### WORK INSTRUCTIONS:
Edit the data below by replacing "ruler-tick" with "ruler-mark" wherever it appears, leaving everything else unchanged.
══════
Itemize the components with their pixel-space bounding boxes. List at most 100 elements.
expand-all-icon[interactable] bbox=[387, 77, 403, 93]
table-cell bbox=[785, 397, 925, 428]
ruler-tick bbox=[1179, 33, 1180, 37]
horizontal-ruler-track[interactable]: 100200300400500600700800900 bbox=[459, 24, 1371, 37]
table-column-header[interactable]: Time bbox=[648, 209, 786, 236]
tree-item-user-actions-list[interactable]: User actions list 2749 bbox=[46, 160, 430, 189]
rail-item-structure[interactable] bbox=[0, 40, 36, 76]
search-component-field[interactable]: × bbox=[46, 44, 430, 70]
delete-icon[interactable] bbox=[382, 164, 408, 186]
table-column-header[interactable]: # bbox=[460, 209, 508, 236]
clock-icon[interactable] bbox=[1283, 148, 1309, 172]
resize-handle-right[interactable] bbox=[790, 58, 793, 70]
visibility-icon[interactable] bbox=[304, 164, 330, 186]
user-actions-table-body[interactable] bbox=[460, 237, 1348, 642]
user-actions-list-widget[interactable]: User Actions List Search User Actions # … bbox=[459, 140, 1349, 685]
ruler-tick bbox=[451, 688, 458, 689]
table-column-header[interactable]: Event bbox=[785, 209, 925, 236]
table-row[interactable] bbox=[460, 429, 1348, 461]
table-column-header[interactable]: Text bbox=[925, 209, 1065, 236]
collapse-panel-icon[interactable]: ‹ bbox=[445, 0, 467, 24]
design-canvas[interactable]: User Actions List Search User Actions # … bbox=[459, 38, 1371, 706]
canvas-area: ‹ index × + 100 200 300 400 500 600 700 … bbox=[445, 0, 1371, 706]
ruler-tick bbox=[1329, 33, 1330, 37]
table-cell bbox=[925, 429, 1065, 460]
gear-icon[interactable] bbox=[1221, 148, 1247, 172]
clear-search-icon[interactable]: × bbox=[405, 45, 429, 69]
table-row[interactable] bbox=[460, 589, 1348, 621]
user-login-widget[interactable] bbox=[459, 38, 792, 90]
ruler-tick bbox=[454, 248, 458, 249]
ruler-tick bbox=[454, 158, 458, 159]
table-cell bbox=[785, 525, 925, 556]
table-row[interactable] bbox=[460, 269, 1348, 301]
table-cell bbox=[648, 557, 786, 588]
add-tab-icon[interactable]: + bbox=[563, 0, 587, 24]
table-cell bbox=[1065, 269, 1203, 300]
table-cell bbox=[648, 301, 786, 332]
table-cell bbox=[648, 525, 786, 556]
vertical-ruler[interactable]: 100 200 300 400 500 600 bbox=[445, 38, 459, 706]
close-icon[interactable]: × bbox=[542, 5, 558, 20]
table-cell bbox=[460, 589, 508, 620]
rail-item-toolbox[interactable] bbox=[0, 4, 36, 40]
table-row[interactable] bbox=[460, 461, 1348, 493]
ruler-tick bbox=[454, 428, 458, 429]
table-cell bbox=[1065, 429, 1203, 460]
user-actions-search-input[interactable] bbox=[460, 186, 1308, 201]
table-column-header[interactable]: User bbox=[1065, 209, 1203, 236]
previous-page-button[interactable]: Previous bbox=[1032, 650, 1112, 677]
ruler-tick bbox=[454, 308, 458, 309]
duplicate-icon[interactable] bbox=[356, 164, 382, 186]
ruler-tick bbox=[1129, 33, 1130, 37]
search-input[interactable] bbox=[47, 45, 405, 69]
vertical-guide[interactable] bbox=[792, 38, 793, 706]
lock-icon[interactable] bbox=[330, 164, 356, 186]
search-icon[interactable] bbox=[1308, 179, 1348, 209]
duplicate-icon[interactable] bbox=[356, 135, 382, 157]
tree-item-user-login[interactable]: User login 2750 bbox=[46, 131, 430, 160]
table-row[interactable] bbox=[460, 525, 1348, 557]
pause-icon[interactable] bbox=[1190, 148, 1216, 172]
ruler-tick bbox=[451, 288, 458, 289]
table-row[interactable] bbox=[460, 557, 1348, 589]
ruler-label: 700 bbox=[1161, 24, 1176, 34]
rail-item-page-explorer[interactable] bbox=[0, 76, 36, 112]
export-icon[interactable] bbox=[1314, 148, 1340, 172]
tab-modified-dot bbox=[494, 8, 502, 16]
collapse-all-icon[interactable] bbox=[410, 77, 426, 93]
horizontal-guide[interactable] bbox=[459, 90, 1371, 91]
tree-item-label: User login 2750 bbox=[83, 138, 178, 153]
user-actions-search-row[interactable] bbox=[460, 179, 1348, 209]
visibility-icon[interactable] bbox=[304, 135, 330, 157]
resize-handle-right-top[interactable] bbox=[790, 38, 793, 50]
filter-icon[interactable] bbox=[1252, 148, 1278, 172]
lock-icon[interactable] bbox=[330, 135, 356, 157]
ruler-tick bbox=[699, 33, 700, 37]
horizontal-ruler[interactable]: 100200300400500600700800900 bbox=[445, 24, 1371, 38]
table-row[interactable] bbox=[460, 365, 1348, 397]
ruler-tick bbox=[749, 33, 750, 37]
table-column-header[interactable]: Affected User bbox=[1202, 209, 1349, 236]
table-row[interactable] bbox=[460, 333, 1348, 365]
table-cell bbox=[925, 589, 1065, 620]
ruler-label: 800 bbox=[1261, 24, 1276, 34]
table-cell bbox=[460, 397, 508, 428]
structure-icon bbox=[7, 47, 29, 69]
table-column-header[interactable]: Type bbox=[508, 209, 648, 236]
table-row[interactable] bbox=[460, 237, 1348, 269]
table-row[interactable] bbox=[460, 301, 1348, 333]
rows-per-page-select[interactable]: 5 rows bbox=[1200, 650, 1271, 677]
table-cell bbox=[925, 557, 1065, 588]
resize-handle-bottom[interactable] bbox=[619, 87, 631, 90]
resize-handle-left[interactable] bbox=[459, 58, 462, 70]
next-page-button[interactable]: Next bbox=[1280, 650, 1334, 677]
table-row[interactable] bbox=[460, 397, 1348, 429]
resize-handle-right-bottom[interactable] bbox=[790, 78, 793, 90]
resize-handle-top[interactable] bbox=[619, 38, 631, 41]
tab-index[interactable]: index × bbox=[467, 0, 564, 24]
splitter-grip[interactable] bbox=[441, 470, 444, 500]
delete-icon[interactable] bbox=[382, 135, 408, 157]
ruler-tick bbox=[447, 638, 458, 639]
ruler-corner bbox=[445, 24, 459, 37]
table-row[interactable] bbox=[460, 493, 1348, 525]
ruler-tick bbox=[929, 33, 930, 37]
══════
### FINAL ANSWER:
Itemize the components with their pixel-space bounding boxes. List at most 100 elements.
expand-all-icon[interactable] bbox=[387, 77, 403, 93]
table-cell bbox=[785, 397, 925, 428]
ruler-mark bbox=[1179, 33, 1180, 37]
horizontal-ruler-track[interactable]: 100200300400500600700800900 bbox=[459, 24, 1371, 37]
table-column-header[interactable]: Time bbox=[648, 209, 786, 236]
tree-item-user-actions-list[interactable]: User actions list 2749 bbox=[46, 160, 430, 189]
rail-item-structure[interactable] bbox=[0, 40, 36, 76]
search-component-field[interactable]: × bbox=[46, 44, 430, 70]
delete-icon[interactable] bbox=[382, 164, 408, 186]
table-column-header[interactable]: # bbox=[460, 209, 508, 236]
clock-icon[interactable] bbox=[1283, 148, 1309, 172]
resize-handle-right[interactable] bbox=[790, 58, 793, 70]
visibility-icon[interactable] bbox=[304, 164, 330, 186]
user-actions-table-body[interactable] bbox=[460, 237, 1348, 642]
user-actions-list-widget[interactable]: User Actions List Search User Actions # … bbox=[459, 140, 1349, 685]
ruler-mark bbox=[451, 688, 458, 689]
table-column-header[interactable]: Event bbox=[785, 209, 925, 236]
table-row[interactable] bbox=[460, 429, 1348, 461]
table-column-header[interactable]: Text bbox=[925, 209, 1065, 236]
collapse-panel-icon[interactable]: ‹ bbox=[445, 0, 467, 24]
design-canvas[interactable]: User Actions List Search User Actions # … bbox=[459, 38, 1371, 706]
canvas-area: ‹ index × + 100 200 300 400 500 600 700 … bbox=[445, 0, 1371, 706]
ruler-mark bbox=[1329, 33, 1330, 37]
table-cell bbox=[925, 429, 1065, 460]
gear-icon[interactable] bbox=[1221, 148, 1247, 172]
clear-search-icon[interactable]: × bbox=[405, 45, 429, 69]
table-row[interactable] bbox=[460, 589, 1348, 621]
user-login-widget[interactable] bbox=[459, 38, 792, 90]
ruler-mark bbox=[454, 248, 458, 249]
ruler-mark bbox=[454, 158, 458, 159]
table-cell bbox=[785, 525, 925, 556]
table-row[interactable] bbox=[460, 269, 1348, 301]
table-cell bbox=[648, 557, 786, 588]
add-tab-icon[interactable]: + bbox=[563, 0, 587, 24]
table-cell bbox=[1065, 269, 1203, 300]
table-cell bbox=[648, 301, 786, 332]
table-cell bbox=[648, 525, 786, 556]
vertical-ruler[interactable]: 100 200 300 400 500 600 bbox=[445, 38, 459, 706]
close-icon[interactable]: × bbox=[542, 5, 558, 20]
table-cell bbox=[460, 589, 508, 620]
rail-item-toolbox[interactable] bbox=[0, 4, 36, 40]
table-row[interactable] bbox=[460, 461, 1348, 493]
ruler-mark bbox=[454, 428, 458, 429]
table-cell bbox=[1065, 429, 1203, 460]
user-actions-search-input[interactable] bbox=[460, 186, 1308, 201]
table-column-header[interactable]: User bbox=[1065, 209, 1203, 236]
previous-page-button[interactable]: Previous bbox=[1032, 650, 1112, 677]
ruler-mark bbox=[454, 308, 458, 309]
duplicate-icon[interactable] bbox=[356, 164, 382, 186]
ruler-mark bbox=[1129, 33, 1130, 37]
search-input[interactable] bbox=[47, 45, 405, 69]
vertical-guide[interactable] bbox=[792, 38, 793, 706]
lock-icon[interactable] bbox=[330, 164, 356, 186]
search-icon[interactable] bbox=[1308, 179, 1348, 209]
duplicate-icon[interactable] bbox=[356, 135, 382, 157]
tree-item-user-login[interactable]: User login 2750 bbox=[46, 131, 430, 160]
table-row[interactable] bbox=[460, 525, 1348, 557]
pause-icon[interactable] bbox=[1190, 148, 1216, 172]
ruler-mark bbox=[451, 288, 458, 289]
table-row[interactable] bbox=[460, 557, 1348, 589]
ruler-label: 700 bbox=[1161, 24, 1176, 34]
rail-item-page-explorer[interactable] bbox=[0, 76, 36, 112]
export-icon[interactable] bbox=[1314, 148, 1340, 172]
tab-modified-dot bbox=[494, 8, 502, 16]
collapse-all-icon[interactable] bbox=[410, 77, 426, 93]
horizontal-guide[interactable] bbox=[459, 90, 1371, 91]
tree-item-label: User login 2750 bbox=[83, 138, 178, 153]
user-actions-search-row[interactable] bbox=[460, 179, 1348, 209]
visibility-icon[interactable] bbox=[304, 135, 330, 157]
resize-handle-right-top[interactable] bbox=[790, 38, 793, 50]
filter-icon[interactable] bbox=[1252, 148, 1278, 172]
lock-icon[interactable] bbox=[330, 135, 356, 157]
ruler-mark bbox=[699, 33, 700, 37]
horizontal-ruler[interactable]: 100200300400500600700800900 bbox=[445, 24, 1371, 38]
table-row[interactable] bbox=[460, 365, 1348, 397]
ruler-mark bbox=[749, 33, 750, 37]
table-column-header[interactable]: Affected User bbox=[1202, 209, 1349, 236]
table-row[interactable] bbox=[460, 333, 1348, 365]
table-cell bbox=[925, 589, 1065, 620]
ruler-label: 800 bbox=[1261, 24, 1276, 34]
table-cell bbox=[460, 397, 508, 428]
structure-icon bbox=[7, 47, 29, 69]
table-column-header[interactable]: Type bbox=[508, 209, 648, 236]
table-row[interactable] bbox=[460, 237, 1348, 269]
table-row[interactable] bbox=[460, 301, 1348, 333]
rows-per-page-select[interactable]: 5 rows bbox=[1200, 650, 1271, 677]
table-cell bbox=[925, 557, 1065, 588]
resize-handle-bottom[interactable] bbox=[619, 87, 631, 90]
resize-handle-left[interactable] bbox=[459, 58, 462, 70]
next-page-button[interactable]: Next bbox=[1280, 650, 1334, 677]
table-row[interactable] bbox=[460, 397, 1348, 429]
resize-handle-right-bottom[interactable] bbox=[790, 78, 793, 90]
resize-handle-top[interactable] bbox=[619, 38, 631, 41]
tab-index[interactable]: index × bbox=[467, 0, 564, 24]
splitter-grip[interactable] bbox=[441, 470, 444, 500]
delete-icon[interactable] bbox=[382, 135, 408, 157]
ruler-mark bbox=[447, 638, 458, 639]
ruler-corner bbox=[445, 24, 459, 37]
table-row[interactable] bbox=[460, 493, 1348, 525]
ruler-mark bbox=[929, 33, 930, 37]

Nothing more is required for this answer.